*INSTRUCCIONES DE TRABAJO*
1: Responde con datos de la columna sobre el Congreso de Guanajuato:
(a) ¿Durante cuánto tiempo ha gobernado el PAN en Guanajuato?
(b) ¿Qué palabra se usa, entre comillas, para lo que la columna describe como "un vulgar trapicheo"?
(c) ¿En qué fecha se publicó la columna?
2: Indica si cada afirmación coincide con la columna sobre el Congreso de Guanajuato y cita las palabras del texto que lo deciden:
(a) El Poder Legislativo actual cuesta menos que en la época del PRI.
(b) En Guanajuato, los Poderes Legislativo y Judicial están totalmente sometidos al Ejecutivo.
(c) Hoy hay parlamentarios de oposición que dejan constancia de los abusos de la mayoría.
3: Por favor, sigue escribiendo la columna sobre el Congreso de Guanajuato a partir de su última oración.

*TEXTO MOSTRADO*

▬▬▬

Arnoldo Cuellar

El Congreso “carnal” de Guanajuato

In Botepronto, sinembargo.mx, Zona Franca on septiembre 14, 2017 at 3:58 am

La misma falta de independencia que en la época del PRI, pero con un costo considerablemente superior, el Poder Legislativo de Guanajuato marca un retroceso fundamental en la calidad de nuestra vida democrática.

Si algo hace claramente evidente que la cultura política que representan los partidos en México es esencialmente antidemocrática, es la conversión de los gobiernos panistas en émulos perfectos de sus antecesores priistas.

En Guanajuato, donde el PAN ha gobernado más de un cuarto de siglo, la sumisión de los Poderes Legislativo y Judicial al titular del Ejecutivo es total, justo igual a la que combatían los opositores panistas en la recta final del siglo XX.

Hay, sin embargo, un agravante. Mientras que el PRI tuvo una oposición digna en destacados parlamentarios panistas, que por lo menos testimoniaban los abusos de poder de la mayoría, hoy carecemos de eso, ante la proclividad de los partidos de oposición a negociarlo todo y a vender sus posturas a la menor provocación. “Política”, le llaman, cuando se trata de un vulgar trapicheo.

▬▬▬

*Elementos almacenados de una colección*
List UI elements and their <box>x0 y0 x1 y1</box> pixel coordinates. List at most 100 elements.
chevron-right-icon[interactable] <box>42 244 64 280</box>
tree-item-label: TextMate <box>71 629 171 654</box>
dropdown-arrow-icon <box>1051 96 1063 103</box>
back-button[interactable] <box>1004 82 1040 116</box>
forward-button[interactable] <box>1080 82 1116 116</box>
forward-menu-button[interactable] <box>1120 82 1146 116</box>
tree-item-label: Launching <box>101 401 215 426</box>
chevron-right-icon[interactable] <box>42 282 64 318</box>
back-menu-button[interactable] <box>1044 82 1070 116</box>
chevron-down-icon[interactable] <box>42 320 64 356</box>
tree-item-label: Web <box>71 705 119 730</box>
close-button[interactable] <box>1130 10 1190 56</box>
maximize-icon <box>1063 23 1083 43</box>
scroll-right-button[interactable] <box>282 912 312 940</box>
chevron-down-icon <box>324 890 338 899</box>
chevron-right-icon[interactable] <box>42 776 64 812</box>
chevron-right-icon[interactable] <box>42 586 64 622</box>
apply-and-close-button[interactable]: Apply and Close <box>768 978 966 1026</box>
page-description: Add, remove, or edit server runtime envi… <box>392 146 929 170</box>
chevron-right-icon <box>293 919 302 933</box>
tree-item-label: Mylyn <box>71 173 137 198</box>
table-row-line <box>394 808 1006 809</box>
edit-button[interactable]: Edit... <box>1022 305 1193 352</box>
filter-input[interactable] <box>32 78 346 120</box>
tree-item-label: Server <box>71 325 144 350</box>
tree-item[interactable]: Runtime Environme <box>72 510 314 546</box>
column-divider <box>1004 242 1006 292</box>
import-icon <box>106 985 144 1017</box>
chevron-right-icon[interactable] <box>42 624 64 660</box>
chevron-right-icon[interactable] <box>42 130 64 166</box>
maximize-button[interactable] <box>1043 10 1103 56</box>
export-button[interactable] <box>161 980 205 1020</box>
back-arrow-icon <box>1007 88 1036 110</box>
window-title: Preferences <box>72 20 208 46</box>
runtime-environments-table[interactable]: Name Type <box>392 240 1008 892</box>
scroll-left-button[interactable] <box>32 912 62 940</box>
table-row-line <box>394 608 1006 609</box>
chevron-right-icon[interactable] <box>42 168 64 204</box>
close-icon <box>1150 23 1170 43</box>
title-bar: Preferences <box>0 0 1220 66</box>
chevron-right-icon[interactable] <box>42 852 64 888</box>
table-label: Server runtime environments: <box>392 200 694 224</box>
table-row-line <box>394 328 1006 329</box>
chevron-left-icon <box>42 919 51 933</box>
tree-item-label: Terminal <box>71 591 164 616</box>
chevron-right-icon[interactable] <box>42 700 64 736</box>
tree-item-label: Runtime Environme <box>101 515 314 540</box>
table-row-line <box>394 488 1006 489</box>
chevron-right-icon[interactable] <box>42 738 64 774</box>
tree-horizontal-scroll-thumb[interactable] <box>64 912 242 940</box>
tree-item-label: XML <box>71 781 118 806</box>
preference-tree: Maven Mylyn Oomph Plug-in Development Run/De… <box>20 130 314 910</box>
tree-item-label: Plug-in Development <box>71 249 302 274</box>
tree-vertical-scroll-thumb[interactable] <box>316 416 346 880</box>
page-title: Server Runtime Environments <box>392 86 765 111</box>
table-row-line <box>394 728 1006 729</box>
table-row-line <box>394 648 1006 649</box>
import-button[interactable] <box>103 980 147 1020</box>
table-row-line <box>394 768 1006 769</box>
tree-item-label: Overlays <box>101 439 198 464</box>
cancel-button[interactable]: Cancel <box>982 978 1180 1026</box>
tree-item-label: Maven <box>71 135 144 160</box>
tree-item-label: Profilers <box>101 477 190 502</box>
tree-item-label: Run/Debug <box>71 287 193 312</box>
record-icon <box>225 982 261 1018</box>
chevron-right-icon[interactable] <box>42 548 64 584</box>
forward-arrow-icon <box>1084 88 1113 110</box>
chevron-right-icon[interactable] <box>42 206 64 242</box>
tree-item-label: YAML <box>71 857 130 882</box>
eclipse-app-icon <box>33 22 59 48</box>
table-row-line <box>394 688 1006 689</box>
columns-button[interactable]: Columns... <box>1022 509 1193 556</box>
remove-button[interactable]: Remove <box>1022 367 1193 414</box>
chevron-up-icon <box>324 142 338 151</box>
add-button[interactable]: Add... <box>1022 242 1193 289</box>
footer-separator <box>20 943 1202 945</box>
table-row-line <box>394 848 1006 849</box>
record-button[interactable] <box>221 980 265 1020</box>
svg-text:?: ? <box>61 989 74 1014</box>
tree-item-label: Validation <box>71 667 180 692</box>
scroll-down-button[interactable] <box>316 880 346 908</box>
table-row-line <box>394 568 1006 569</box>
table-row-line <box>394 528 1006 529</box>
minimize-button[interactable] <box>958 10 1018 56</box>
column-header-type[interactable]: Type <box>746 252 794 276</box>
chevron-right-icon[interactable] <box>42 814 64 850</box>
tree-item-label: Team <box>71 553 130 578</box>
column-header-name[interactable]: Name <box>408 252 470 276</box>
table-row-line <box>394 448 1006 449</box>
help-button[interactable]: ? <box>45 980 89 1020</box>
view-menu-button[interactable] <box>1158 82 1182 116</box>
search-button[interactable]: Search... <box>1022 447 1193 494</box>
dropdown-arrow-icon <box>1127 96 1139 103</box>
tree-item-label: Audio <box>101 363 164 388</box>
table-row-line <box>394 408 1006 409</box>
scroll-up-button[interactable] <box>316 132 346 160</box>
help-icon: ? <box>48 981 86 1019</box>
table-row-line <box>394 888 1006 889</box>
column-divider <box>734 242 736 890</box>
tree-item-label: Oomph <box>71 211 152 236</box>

▬▬▬

*RESPUESTAS DEL EJERCICIO*
1:
(a) Más de un cuarto de siglo.
(b) "Política".
(c) El 14 de septiembre de 2017.

2:
(a) No: "pero con un costo considerablemente superior".
(b) Sí: "la sumisión de los Poderes Legislativo y Judicial al titular del Ejecutivo es total".
(c) No: "hoy carecemos de eso".

3:
Y el mejor ejemplo de la sumisión del poder Legislativo lo ha venido a dar el Congreso que comanda políticamente Éctor Jaime Ramírez Barba, un neopanista de extracción universitaria que presume de modernizador e ilustrado, pero que ha terminado siendo un alfil manejado a placer por Miguel Márquez.

Basten unos cuantos elementos. Ramírez Barba produjo al peor procurador de los derechos humanos desde que se creó esta instancia en Guanajuato y vaya que ha habido ejemplares memorables de burocracia y tortuguismo, al respetar el dedazo a trasmano de Márquez operada a través de sus operadores.

Raúl Montero no es ni siquiera capaz de articular un discurso coherente de dos minutos en el tema de derechos humanos. El accionar cotidiano de la procuraduría se ha frenado, ante más casos prácticamente no hay recomendaciones. Por si algo faltara, el funcionario está ausente de los debates abiertos en el estado donde es central el tema de los derechos humanos.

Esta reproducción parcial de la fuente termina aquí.